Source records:
* Begin *

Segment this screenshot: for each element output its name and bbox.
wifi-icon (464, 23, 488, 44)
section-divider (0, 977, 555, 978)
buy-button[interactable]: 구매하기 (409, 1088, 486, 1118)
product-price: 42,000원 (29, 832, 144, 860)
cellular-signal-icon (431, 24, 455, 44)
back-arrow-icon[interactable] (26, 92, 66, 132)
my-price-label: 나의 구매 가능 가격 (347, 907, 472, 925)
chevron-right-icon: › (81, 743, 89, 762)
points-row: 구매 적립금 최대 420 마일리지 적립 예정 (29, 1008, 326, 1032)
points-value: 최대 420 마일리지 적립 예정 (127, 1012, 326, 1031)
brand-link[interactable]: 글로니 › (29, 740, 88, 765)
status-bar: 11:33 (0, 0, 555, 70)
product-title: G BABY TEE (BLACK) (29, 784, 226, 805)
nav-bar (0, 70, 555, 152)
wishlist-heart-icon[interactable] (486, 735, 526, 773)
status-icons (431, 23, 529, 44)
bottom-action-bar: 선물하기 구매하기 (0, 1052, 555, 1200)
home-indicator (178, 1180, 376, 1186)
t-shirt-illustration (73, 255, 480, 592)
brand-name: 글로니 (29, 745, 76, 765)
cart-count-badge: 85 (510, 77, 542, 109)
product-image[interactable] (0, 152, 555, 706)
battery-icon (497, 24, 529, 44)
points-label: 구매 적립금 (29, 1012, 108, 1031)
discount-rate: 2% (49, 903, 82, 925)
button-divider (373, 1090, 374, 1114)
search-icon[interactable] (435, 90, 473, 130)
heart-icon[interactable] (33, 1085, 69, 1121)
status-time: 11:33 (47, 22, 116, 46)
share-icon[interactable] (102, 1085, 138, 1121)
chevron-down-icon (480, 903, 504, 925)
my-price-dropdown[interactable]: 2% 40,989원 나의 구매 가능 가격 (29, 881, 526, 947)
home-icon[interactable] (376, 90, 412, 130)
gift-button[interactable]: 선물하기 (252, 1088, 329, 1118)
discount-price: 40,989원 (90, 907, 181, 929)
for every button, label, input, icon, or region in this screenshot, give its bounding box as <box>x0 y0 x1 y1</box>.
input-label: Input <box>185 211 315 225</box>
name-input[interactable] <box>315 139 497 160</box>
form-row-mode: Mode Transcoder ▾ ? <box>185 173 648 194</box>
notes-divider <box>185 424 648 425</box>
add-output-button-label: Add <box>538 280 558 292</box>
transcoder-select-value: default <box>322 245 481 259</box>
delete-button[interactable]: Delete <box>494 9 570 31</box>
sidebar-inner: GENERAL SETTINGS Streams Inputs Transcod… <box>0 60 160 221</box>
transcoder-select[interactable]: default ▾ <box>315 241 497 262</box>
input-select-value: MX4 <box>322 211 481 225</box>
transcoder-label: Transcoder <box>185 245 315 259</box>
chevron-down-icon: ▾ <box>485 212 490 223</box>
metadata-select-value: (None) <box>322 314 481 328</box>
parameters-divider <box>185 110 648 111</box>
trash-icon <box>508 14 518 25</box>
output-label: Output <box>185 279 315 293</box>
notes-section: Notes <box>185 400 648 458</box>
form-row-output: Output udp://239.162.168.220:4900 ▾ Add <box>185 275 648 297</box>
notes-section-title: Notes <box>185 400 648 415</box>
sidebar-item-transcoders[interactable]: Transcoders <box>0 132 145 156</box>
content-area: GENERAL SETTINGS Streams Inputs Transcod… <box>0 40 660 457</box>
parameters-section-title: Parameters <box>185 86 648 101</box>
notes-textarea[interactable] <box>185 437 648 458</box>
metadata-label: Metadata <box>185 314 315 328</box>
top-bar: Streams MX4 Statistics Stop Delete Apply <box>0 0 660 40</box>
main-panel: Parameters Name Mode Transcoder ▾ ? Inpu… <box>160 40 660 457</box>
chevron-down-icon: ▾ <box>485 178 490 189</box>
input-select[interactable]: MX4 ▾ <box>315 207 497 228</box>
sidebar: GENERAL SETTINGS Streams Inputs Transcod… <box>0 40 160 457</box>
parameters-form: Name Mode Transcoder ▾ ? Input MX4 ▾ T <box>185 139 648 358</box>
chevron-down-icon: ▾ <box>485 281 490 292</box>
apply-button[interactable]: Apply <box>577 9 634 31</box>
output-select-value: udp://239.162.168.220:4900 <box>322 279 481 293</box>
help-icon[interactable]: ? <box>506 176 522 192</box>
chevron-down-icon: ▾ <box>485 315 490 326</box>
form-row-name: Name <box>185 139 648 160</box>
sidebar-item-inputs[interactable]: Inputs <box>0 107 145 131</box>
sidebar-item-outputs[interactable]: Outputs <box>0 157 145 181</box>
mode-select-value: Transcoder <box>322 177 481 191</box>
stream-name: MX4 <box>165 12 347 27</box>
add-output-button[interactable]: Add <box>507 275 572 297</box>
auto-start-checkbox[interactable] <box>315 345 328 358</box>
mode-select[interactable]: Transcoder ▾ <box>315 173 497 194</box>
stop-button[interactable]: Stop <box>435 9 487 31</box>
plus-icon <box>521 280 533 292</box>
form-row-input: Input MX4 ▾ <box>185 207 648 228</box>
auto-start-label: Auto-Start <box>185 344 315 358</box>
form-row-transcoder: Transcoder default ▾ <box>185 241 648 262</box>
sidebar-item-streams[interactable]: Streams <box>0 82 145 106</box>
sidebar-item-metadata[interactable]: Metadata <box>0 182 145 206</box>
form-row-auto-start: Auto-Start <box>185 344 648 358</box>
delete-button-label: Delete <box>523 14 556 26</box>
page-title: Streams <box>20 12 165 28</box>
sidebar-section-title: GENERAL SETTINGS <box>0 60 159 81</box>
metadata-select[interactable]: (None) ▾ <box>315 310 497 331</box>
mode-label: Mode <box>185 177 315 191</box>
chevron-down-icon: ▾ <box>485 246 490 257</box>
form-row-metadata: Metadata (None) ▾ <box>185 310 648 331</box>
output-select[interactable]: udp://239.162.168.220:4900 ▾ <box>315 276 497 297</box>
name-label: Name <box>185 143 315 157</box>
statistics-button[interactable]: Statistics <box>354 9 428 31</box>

* End *

_WHAT YOU WILL DO_.
Return each line of the data above that contains the string "price". Matching is case-sensitive.

_TASK SOLUTION_.
product-price: 42,000원 (29, 832, 144, 860)
my-price-label: 나의 구매 가능 가격 (347, 907, 472, 925)
my-price-dropdown[interactable]: 2% 40,989원 나의 구매 가능 가격 (29, 881, 526, 947)
discount-price: 40,989원 (90, 907, 181, 929)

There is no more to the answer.